Provided passage >>
☆ ☆ ☆ ☆
Indeed, the Medrash Rabbo explains the possuk "and Yosef was in Egypt" (1:5) to mean that Yosef remained as unassuming after he became king, as he had been when he was a slave, when he first arrived in Egypt. The Torah Temimah cites a Pirkei de'Rebbi Eliezer, which explains Yosef's airs in the light of another Chazal, which attributes Yosef's premature death to the fact that ten times he heard his brothers refer to their father as "our father, your servant" (in fact, it was five times from his brothers and five times from the interpreter) - and he remained silent. He was due apparently, to live for 120 years, and he now died at 110.

And that, explains the Pirkei de'Rebbi Eliezer, is 'the airs' to which the first Chazal refer.

Putting on Airs (Par'oh's Style)

"And there arose a new king who did not know Yosef." (1:8)

He was not a new king at all, the Da'as Zekeinim explains. He was the original Par'oh who had appointed Yosef more than eighty years earlier. However, when his subjects demanded that he turn upon the Jews, he refused, on the ground that it was inconceivable to repay the good that they had done the country, with bad.
☆ ☆ ☆ ☆
Item position data:

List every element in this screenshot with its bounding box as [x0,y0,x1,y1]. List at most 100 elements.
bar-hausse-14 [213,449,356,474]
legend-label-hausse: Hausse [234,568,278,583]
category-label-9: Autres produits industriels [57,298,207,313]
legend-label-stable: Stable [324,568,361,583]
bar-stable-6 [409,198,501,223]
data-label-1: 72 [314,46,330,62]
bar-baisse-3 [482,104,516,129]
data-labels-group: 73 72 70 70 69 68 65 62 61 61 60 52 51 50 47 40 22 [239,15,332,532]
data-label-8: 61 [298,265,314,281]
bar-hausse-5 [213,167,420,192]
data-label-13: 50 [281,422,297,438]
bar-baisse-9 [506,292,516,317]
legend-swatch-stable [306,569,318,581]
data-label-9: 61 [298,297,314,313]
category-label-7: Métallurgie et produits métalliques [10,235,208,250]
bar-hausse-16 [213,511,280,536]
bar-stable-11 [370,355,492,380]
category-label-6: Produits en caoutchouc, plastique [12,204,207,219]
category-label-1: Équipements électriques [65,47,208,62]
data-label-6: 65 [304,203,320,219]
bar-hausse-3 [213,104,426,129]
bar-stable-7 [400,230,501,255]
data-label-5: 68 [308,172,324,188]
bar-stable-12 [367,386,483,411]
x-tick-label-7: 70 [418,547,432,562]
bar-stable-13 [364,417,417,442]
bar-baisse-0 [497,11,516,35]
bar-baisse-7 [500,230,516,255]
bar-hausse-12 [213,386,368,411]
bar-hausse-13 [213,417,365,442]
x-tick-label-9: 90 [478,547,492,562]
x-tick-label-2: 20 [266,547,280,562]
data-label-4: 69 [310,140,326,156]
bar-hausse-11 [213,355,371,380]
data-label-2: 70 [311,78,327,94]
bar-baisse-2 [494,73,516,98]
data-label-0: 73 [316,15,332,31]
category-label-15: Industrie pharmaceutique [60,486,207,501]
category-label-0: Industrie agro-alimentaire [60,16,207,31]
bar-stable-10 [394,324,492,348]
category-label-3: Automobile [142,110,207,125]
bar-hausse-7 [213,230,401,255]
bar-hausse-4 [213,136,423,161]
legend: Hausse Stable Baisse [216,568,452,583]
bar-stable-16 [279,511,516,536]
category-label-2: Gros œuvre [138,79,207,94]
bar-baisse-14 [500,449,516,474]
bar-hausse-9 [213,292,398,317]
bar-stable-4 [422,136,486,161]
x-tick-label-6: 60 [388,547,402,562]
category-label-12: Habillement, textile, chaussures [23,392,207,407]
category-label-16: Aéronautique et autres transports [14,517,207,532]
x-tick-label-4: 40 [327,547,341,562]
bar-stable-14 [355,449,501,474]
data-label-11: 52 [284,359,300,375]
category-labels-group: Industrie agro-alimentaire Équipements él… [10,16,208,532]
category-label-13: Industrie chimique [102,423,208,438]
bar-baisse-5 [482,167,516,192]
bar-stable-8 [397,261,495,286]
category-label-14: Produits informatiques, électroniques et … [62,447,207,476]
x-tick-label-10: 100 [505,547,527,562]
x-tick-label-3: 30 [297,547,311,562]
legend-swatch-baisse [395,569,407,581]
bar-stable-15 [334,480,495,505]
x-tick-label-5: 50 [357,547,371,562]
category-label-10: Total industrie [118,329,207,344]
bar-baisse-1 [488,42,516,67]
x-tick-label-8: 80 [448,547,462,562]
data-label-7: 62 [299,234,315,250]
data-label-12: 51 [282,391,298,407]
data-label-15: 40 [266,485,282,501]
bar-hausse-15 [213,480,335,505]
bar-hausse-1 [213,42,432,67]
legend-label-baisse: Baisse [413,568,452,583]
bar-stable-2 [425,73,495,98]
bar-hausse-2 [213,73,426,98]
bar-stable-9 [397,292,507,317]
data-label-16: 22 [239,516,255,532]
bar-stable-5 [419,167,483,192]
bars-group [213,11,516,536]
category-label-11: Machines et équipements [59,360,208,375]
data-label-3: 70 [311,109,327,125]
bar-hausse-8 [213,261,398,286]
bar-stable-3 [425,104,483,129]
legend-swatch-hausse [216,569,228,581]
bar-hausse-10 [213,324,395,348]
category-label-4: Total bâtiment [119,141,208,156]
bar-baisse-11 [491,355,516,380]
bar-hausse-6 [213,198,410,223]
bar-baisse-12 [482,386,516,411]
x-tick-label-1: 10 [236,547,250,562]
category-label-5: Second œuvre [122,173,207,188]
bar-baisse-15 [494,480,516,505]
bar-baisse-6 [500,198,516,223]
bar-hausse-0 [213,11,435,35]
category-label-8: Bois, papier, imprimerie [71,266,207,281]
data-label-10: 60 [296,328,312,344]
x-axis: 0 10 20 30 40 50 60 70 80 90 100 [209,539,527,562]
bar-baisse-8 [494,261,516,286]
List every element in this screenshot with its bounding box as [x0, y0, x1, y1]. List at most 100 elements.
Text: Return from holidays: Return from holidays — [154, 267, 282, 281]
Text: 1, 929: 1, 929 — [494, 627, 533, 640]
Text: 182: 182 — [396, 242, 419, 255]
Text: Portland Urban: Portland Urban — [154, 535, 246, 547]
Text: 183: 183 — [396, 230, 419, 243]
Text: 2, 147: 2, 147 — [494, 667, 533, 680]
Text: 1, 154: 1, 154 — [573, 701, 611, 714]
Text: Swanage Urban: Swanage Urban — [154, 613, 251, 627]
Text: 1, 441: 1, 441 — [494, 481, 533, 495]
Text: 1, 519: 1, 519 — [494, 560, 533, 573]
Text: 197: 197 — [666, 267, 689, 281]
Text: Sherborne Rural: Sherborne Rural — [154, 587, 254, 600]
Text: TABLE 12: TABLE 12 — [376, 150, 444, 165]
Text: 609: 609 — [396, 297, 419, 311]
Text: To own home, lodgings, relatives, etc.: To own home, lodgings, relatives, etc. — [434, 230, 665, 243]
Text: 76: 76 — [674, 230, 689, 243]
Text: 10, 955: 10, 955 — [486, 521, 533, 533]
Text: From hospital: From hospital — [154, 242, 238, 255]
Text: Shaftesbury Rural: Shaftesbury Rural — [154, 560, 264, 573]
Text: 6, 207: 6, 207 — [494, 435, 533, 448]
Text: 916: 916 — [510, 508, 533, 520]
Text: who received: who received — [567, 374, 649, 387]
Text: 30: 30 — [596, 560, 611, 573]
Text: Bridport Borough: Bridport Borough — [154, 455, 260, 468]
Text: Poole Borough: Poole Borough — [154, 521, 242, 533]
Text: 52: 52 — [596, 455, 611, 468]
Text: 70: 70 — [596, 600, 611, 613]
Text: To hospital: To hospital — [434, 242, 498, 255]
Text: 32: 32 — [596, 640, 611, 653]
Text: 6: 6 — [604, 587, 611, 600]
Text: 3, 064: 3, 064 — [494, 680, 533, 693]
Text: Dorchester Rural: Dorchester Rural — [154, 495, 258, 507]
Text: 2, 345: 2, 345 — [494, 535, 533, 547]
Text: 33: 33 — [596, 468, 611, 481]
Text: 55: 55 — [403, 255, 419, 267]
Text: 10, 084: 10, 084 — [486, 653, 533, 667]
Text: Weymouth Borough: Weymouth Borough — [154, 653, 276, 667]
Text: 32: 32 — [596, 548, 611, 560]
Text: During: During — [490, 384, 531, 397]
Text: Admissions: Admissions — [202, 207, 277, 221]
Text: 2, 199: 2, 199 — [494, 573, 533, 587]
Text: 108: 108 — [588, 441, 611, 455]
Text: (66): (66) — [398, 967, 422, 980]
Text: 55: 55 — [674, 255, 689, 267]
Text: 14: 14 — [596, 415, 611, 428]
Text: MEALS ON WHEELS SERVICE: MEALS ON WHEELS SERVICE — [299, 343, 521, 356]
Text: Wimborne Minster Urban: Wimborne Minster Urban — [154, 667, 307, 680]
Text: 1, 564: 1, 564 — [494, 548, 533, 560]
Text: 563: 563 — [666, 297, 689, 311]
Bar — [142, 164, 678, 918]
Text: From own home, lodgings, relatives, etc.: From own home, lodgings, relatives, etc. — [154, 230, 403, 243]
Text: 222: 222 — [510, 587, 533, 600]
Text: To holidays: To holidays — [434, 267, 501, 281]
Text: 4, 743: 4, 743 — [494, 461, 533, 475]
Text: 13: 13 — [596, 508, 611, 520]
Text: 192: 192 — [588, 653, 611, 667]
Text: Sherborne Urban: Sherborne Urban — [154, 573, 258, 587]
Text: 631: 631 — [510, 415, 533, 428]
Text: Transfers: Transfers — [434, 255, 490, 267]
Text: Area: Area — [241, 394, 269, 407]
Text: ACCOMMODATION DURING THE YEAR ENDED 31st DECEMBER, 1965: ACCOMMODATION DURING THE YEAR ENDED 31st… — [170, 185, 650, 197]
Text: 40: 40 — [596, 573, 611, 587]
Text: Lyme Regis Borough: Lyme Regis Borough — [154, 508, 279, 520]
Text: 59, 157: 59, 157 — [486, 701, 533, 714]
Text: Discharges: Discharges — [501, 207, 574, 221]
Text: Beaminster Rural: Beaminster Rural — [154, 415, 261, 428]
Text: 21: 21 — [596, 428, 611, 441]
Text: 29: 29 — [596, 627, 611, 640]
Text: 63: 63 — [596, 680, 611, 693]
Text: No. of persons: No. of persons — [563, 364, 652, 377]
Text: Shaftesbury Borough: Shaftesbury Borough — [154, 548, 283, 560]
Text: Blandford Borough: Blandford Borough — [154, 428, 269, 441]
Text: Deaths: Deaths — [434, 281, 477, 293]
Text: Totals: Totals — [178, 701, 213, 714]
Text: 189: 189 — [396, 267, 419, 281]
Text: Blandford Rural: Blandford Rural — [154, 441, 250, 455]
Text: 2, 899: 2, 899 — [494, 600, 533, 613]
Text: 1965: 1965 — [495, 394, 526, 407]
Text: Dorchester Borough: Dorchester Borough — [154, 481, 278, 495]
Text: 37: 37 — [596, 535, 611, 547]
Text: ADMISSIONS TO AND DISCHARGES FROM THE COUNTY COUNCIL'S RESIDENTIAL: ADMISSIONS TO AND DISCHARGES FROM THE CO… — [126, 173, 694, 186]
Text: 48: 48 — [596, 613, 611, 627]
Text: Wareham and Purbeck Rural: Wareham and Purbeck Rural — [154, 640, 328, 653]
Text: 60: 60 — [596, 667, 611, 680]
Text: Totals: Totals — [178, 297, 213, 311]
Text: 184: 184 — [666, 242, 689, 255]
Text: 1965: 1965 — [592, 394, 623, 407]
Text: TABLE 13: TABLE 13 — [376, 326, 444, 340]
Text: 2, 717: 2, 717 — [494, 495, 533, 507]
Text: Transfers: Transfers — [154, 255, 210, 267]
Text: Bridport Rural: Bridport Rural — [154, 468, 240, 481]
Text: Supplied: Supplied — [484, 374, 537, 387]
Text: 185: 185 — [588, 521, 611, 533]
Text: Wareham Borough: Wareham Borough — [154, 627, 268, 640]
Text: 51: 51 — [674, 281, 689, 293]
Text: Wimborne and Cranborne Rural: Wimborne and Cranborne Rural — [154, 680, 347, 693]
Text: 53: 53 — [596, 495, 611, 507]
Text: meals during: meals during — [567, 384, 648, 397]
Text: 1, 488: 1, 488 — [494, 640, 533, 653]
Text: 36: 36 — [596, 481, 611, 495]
☆ ☆ ☆ ☆
Written exercise >>
Answer these questions from the commentary passage on Yosef and Par'oh, one per line:
1. According to the Medrash Rabbo, Yosef stayed as unassuming after becoming king as he had been at what earlier time?
2. How long was Yosef apparently due to live, and at what age did he die?
3. According to the Da'as Zekeinim, how long before had the original Par'oh appointed Yosef?
The data above is separate material and has no connection to the commentary passage.

Task result >>
1. When he was a slave, when he first arrived in Egypt.
2. He was due to live 120 years and died at 110.
3. More than eighty years earlier.